(begin)
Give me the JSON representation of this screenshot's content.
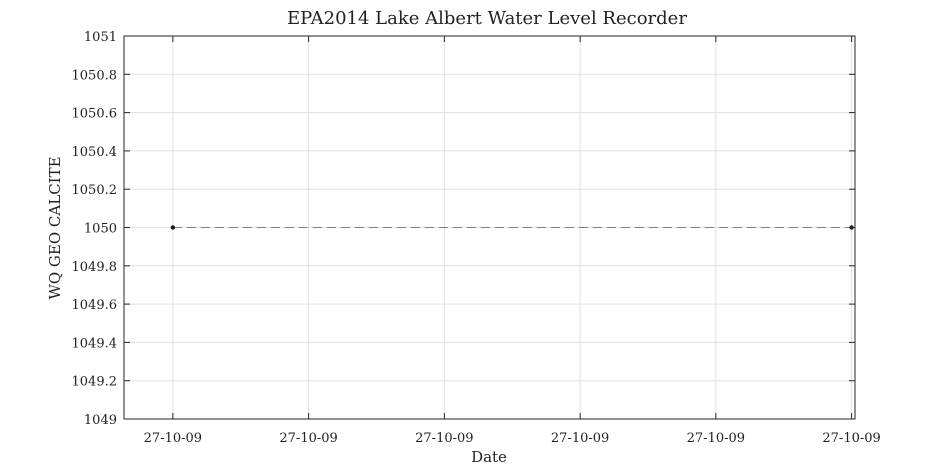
{
  "chart_data": {
    "type": "line",
    "title": "EPA2014 Lake Albert Water Level Recorder",
    "xlabel": "Date",
    "ylabel": "WQ GEO CALCITE",
    "ylim": [
      1049,
      1051
    ],
    "yticks": [
      1049,
      1049.2,
      1049.4,
      1049.6,
      1049.8,
      1050,
      1050.2,
      1050.4,
      1050.6,
      1050.8,
      1051
    ],
    "ytick_labels": [
      "1049",
      "1049.2",
      "1049.4",
      "1049.6",
      "1049.8",
      "1050",
      "1050.2",
      "1050.4",
      "1050.6",
      "1050.8",
      "1051"
    ],
    "xticks": [
      0,
      0.2,
      0.4,
      0.6,
      0.8,
      1.0
    ],
    "xlim": [
      -0.072,
      1.005
    ],
    "xtick_labels": [
      "27-10-09",
      "27-10-09",
      "27-10-09",
      "27-10-09",
      "27-10-09",
      "27-10-09"
    ],
    "grid": true,
    "series": [
      {
        "x": [
          0,
          1.0
        ],
        "y": [
          1050,
          1050
        ],
        "line_style": "dashed",
        "marker": "dot",
        "color": "#7f7f7f"
      }
    ]
  }
}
(end)
Exclude the pictures and repeat every other part of the records word for word.

Give me the JSON representation of this screenshot's content.
{
  "chart_data": {
    "type": "line",
    "title": "EPA2014 Lake Albert Water Level Recorder",
    "xlabel": "Date",
    "ylabel": "WQ GEO CALCITE",
    "ylim": [
      1049,
      1051
    ],
    "yticks": [
      1049,
      1049.2,
      1049.4,
      1049.6,
      1049.8,
      1050,
      1050.2,
      1050.4,
      1050.6,
      1050.8,
      1051
    ],
    "ytick_labels": [
      "1049",
      "1049.2",
      "1049.4",
      "1049.6",
      "1049.8",
      "1050",
      "1050.2",
      "1050.4",
      "1050.6",
      "1050.8",
      "1051"
    ],
    "xticks": [
      0,
      0.2,
      0.4,
      0.6,
      0.8,
      1.0
    ],
    "xlim": [
      -0.072,
      1.005
    ],
    "xtick_labels": [
      "27-10-09",
      "27-10-09",
      "27-10-09",
      "27-10-09",
      "27-10-09",
      "27-10-09"
    ],
    "grid": true,
    "series": [
      {
        "x": [
          0,
          1.0
        ],
        "y": [
          1050,
          1050
        ],
        "line_style": "dashed",
        "marker": "dot",
        "color": "#7f7f7f"
      }
    ]
  }
}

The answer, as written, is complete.